DIRECTIONS FOR THIS TASK:
Output the data below in full, byte for byte. Nothing may differ.

Data records:
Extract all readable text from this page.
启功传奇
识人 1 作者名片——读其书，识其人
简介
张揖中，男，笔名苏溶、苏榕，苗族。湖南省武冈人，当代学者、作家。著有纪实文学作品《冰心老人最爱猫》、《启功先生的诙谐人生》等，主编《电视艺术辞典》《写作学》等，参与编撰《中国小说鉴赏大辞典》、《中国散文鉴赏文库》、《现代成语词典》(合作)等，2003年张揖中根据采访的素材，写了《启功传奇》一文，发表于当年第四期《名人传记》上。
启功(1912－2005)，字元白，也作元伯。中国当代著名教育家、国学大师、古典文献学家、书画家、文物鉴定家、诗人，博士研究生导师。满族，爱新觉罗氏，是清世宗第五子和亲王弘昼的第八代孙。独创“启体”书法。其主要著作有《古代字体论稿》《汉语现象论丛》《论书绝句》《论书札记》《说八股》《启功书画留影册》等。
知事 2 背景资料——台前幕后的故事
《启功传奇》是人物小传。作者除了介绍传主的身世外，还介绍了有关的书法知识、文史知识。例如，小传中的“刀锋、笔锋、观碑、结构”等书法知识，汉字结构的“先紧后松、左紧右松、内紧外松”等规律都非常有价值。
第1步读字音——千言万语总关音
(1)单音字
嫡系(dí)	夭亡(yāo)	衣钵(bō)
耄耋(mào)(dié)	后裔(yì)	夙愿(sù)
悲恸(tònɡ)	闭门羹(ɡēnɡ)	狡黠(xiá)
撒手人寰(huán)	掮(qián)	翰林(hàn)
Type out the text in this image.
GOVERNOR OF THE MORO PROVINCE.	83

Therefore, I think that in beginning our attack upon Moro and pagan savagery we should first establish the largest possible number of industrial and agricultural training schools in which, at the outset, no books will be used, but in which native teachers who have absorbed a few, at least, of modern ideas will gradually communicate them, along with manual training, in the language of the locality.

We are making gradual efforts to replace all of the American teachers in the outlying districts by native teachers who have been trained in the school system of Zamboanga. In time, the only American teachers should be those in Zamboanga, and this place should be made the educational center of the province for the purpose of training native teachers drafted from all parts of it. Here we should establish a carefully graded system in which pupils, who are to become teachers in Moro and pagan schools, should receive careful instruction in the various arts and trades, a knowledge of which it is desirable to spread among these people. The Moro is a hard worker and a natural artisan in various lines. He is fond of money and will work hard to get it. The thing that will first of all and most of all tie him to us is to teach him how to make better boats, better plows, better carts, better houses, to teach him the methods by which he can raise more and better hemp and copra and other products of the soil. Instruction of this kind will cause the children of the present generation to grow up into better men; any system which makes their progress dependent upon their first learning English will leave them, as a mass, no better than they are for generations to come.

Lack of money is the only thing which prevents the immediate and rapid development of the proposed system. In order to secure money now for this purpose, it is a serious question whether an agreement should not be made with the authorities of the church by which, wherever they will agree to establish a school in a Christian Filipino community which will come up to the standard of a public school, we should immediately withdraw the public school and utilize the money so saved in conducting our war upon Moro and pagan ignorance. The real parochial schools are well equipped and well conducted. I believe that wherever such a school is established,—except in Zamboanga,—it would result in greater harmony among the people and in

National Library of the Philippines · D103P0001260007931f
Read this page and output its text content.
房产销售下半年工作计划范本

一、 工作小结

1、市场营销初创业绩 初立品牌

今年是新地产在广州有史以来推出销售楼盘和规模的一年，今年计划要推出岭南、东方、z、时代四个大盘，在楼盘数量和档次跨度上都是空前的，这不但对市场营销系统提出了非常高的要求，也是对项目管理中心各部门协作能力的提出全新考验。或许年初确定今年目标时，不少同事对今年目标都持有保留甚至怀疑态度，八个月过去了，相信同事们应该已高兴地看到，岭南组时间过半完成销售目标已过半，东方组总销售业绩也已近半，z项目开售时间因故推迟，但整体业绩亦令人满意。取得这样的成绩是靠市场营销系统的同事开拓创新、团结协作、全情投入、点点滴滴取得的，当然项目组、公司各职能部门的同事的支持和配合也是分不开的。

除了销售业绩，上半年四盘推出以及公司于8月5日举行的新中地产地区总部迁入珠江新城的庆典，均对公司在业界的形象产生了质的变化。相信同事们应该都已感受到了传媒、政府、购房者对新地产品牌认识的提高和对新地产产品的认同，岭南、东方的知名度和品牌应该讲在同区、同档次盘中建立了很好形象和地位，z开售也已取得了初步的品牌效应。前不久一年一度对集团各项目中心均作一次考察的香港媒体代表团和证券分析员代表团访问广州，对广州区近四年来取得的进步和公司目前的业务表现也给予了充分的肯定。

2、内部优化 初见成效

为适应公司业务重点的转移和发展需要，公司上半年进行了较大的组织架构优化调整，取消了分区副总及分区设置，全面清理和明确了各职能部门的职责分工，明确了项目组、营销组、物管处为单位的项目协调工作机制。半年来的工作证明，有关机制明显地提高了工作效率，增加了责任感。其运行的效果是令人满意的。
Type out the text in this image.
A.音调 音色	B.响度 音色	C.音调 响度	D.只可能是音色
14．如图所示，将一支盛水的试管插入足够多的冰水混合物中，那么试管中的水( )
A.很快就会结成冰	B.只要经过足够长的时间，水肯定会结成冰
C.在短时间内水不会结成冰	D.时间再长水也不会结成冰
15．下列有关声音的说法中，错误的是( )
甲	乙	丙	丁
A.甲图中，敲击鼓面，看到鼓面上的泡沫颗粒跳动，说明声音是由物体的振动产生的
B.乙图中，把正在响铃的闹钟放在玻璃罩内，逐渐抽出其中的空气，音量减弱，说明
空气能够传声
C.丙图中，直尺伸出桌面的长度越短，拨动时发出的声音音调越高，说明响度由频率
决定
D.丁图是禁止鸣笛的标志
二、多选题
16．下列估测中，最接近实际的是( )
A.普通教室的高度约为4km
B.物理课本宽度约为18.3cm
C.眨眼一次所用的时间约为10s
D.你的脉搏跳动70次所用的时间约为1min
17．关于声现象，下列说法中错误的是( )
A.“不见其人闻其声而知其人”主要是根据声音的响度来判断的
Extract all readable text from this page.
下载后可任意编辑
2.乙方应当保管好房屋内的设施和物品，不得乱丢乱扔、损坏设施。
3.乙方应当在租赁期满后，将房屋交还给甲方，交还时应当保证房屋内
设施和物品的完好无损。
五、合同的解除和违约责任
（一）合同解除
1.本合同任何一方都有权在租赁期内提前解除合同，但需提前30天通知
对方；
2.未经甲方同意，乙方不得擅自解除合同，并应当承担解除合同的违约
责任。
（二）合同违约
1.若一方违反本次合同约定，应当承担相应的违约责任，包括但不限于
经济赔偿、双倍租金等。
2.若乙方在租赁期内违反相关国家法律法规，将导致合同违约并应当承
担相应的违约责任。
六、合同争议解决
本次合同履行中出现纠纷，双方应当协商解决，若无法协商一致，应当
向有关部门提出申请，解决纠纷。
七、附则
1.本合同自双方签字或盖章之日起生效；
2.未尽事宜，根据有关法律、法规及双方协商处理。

REPLY:
Extract all readable text from this page.
启功传奇
识人 1 作者名片——读其书，识其人
简介
张揖中，男，笔名苏溶、苏榕，苗族。湖南省武冈人，当代学者、作家。著有纪实文学作品《冰心老人最爱猫》、《启功先生的诙谐人生》等，主编《电视艺术辞典》《写作学》等，参与编撰《中国小说鉴赏大辞典》、《中国散文鉴赏文库》、《现代成语词典》(合作)等，2003年张揖中根据采访的素材，写了《启功传奇》一文，发表于当年第四期《名人传记》上。
启功(1912－2005)，字元白，也作元伯。中国当代著名教育家、国学大师、古典文献学家、书画家、文物鉴定家、诗人，博士研究生导师。满族，爱新觉罗氏，是清世宗第五子和亲王弘昼的第八代孙。独创“启体”书法。其主要著作有《古代字体论稿》《汉语现象论丛》《论书绝句》《论书札记》《说八股》《启功书画留影册》等。
知事 2 背景资料——台前幕后的故事
《启功传奇》是人物小传。作者除了介绍传主的身世外，还介绍了有关的书法知识、文史知识。例如，小传中的“刀锋、笔锋、观碑、结构”等书法知识，汉字结构的“先紧后松、左紧右松、内紧外松”等规律都非常有价值。
第1步读字音——千言万语总关音
(1)单音字
嫡系(dí)	夭亡(yāo)	衣钵(bō)
耄耋(mào)(dié)	后裔(yì)	夙愿(sù)
悲恸(tònɡ)	闭门羹(ɡēnɡ)	狡黠(xiá)
撒手人寰(huán)	掮(qián)	翰林(hàn)
Type out the text in this image.
GOVERNOR OF THE MORO PROVINCE.	83

Therefore, I think that in beginning our attack upon Moro and pagan savagery we should first establish the largest possible number of industrial and agricultural training schools in which, at the outset, no books will be used, but in which native teachers who have absorbed a few, at least, of modern ideas will gradually communicate them, along with manual training, in the language of the locality.

We are making gradual efforts to replace all of the American teachers in the outlying districts by native teachers who have been trained in the school system of Zamboanga. In time, the only American teachers should be those in Zamboanga, and this place should be made the educational center of the province for the purpose of training native teachers drafted from all parts of it. Here we should establish a carefully graded system in which pupils, who are to become teachers in Moro and pagan schools, should receive careful instruction in the various arts and trades, a knowledge of which it is desirable to spread among these people. The Moro is a hard worker and a natural artisan in various lines. He is fond of money and will work hard to get it. The thing that will first of all and most of all tie him to us is to teach him how to make better boats, better plows, better carts, better houses, to teach him the methods by which he can raise more and better hemp and copra and other products of the soil. Instruction of this kind will cause the children of the present generation to grow up into better men; any system which makes their progress dependent upon their first learning English will leave them, as a mass, no better than they are for generations to come.

Lack of money is the only thing which prevents the immediate and rapid development of the proposed system. In order to secure money now for this purpose, it is a serious question whether an agreement should not be made with the authorities of the church by which, wherever they will agree to establish a school in a Christian Filipino community which will come up to the standard of a public school, we should immediately withdraw the public school and utilize the money so saved in conducting our war upon Moro and pagan ignorance. The real parochial schools are well equipped and well conducted. I believe that wherever such a school is established,—except in Zamboanga,—it would result in greater harmony among the people and in

National Library of the Philippines · D103P0001260007931f
Read this page and output its text content.
房产销售下半年工作计划范本

一、 工作小结

1、市场营销初创业绩 初立品牌

今年是新地产在广州有史以来推出销售楼盘和规模的一年，今年计划要推出岭南、东方、z、时代四个大盘，在楼盘数量和档次跨度上都是空前的，这不但对市场营销系统提出了非常高的要求，也是对项目管理中心各部门协作能力的提出全新考验。或许年初确定今年目标时，不少同事对今年目标都持有保留甚至怀疑态度，八个月过去了，相信同事们应该已高兴地看到，岭南组时间过半完成销售目标已过半，东方组总销售业绩也已近半，z项目开售时间因故推迟，但整体业绩亦令人满意。取得这样的成绩是靠市场营销系统的同事开拓创新、团结协作、全情投入、点点滴滴取得的，当然项目组、公司各职能部门的同事的支持和配合也是分不开的。

除了销售业绩，上半年四盘推出以及公司于8月5日举行的新中地产地区总部迁入珠江新城的庆典，均对公司在业界的形象产生了质的变化。相信同事们应该都已感受到了传媒、政府、购房者对新地产品牌认识的提高和对新地产产品的认同，岭南、东方的知名度和品牌应该讲在同区、同档次盘中建立了很好形象和地位，z开售也已取得了初步的品牌效应。前不久一年一度对集团各项目中心均作一次考察的香港媒体代表团和证券分析员代表团访问广州，对广州区近四年来取得的进步和公司目前的业务表现也给予了充分的肯定。

2、内部优化 初见成效

为适应公司业务重点的转移和发展需要，公司上半年进行了较大的组织架构优化调整，取消了分区副总及分区设置，全面清理和明确了各职能部门的职责分工，明确了项目组、营销组、物管处为单位的项目协调工作机制。半年来的工作证明，有关机制明显地提高了工作效率，增加了责任感。其运行的效果是令人满意的。
Type out the text in this image.
A.音调 音色	B.响度 音色	C.音调 响度	D.只可能是音色
14．如图所示，将一支盛水的试管插入足够多的冰水混合物中，那么试管中的水( )
A.很快就会结成冰	B.只要经过足够长的时间，水肯定会结成冰
C.在短时间内水不会结成冰	D.时间再长水也不会结成冰
15．下列有关声音的说法中，错误的是( )
甲	乙	丙	丁
A.甲图中，敲击鼓面，看到鼓面上的泡沫颗粒跳动，说明声音是由物体的振动产生的
B.乙图中，把正在响铃的闹钟放在玻璃罩内，逐渐抽出其中的空气，音量减弱，说明
空气能够传声
C.丙图中，直尺伸出桌面的长度越短，拨动时发出的声音音调越高，说明响度由频率
决定
D.丁图是禁止鸣笛的标志
二、多选题
16．下列估测中，最接近实际的是( )
A.普通教室的高度约为4km
B.物理课本宽度约为18.3cm
C.眨眼一次所用的时间约为10s
D.你的脉搏跳动70次所用的时间约为1min
17．关于声现象，下列说法中错误的是( )
A.“不见其人闻其声而知其人”主要是根据声音的响度来判断的
Extract all readable text from this page.
下载后可任意编辑
2.乙方应当保管好房屋内的设施和物品，不得乱丢乱扔、损坏设施。
3.乙方应当在租赁期满后，将房屋交还给甲方，交还时应当保证房屋内
设施和物品的完好无损。
五、合同的解除和违约责任
（一）合同解除
1.本合同任何一方都有权在租赁期内提前解除合同，但需提前30天通知
对方；
2.未经甲方同意，乙方不得擅自解除合同，并应当承担解除合同的违约
责任。
（二）合同违约
1.若一方违反本次合同约定，应当承担相应的违约责任，包括但不限于
经济赔偿、双倍租金等。
2.若乙方在租赁期内违反相关国家法律法规，将导致合同违约并应当承
担相应的违约责任。
六、合同争议解决
本次合同履行中出现纠纷，双方应当协商解决，若无法协商一致，应当
向有关部门提出申请，解决纠纷。
七、附则
1.本合同自双方签字或盖章之日起生效；
2.未尽事宜，根据有关法律、法规及双方协商处理。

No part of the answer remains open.